▶ **EXERCISE REQUIREMENTS**
What follows is a set of records, each of which is to be written out exactly.

--------------------------------

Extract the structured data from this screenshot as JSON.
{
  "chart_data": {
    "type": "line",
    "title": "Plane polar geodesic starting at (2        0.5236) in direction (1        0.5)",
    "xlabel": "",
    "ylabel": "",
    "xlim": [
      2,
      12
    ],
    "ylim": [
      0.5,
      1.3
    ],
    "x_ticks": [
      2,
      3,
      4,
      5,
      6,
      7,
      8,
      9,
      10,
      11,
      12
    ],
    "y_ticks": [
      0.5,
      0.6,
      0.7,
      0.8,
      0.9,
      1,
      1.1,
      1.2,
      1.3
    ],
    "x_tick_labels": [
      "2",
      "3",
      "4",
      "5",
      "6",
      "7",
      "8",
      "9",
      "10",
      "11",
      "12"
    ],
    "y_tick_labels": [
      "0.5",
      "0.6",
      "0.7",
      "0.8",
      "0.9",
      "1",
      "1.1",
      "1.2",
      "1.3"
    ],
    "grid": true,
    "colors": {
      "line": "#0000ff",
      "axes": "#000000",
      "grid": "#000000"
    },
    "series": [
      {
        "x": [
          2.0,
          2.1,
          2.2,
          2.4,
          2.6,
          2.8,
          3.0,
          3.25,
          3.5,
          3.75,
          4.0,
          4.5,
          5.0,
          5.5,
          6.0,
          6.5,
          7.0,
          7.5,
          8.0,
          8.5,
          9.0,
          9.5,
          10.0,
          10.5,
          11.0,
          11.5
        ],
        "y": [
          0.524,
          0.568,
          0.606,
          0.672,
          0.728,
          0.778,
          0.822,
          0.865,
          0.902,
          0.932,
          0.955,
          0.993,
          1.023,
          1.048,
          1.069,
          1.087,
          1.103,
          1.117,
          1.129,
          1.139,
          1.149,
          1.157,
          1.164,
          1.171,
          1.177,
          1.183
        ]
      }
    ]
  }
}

--------------------------------

▶ **ANSWER TO THE EXERCISE**
Extract the structured data from this screenshot as JSON.
{
  "chart_data": {
    "type": "line",
    "title": "Plane polar geodesic starting at (2        0.5236) in direction (1        0.5)",
    "xlabel": "",
    "ylabel": "",
    "xlim": [
      2,
      12
    ],
    "ylim": [
      0.5,
      1.3
    ],
    "x_ticks": [
      2,
      3,
      4,
      5,
      6,
      7,
      8,
      9,
      10,
      11,
      12
    ],
    "y_ticks": [
      0.5,
      0.6,
      0.7,
      0.8,
      0.9,
      1,
      1.1,
      1.2,
      1.3
    ],
    "x_tick_labels": [
      "2",
      "3",
      "4",
      "5",
      "6",
      "7",
      "8",
      "9",
      "10",
      "11",
      "12"
    ],
    "y_tick_labels": [
      "0.5",
      "0.6",
      "0.7",
      "0.8",
      "0.9",
      "1",
      "1.1",
      "1.2",
      "1.3"
    ],
    "grid": true,
    "colors": {
      "line": "#0000ff",
      "axes": "#000000",
      "grid": "#000000"
    },
    "series": [
      {
        "x": [
          2.0,
          2.1,
          2.2,
          2.4,
          2.6,
          2.8,
          3.0,
          3.25,
          3.5,
          3.75,
          4.0,
          4.5,
          5.0,
          5.5,
          6.0,
          6.5,
          7.0,
          7.5,
          8.0,
          8.5,
          9.0,
          9.5,
          10.0,
          10.5,
          11.0,
          11.5
        ],
        "y": [
          0.524,
          0.568,
          0.606,
          0.672,
          0.728,
          0.778,
          0.822,
          0.865,
          0.902,
          0.932,
          0.955,
          0.993,
          1.023,
          1.048,
          1.069,
          1.087,
          1.103,
          1.117,
          1.129,
          1.139,
          1.149,
          1.157,
          1.164,
          1.171,
          1.177,
          1.183
        ]
      }
    ]
  }
}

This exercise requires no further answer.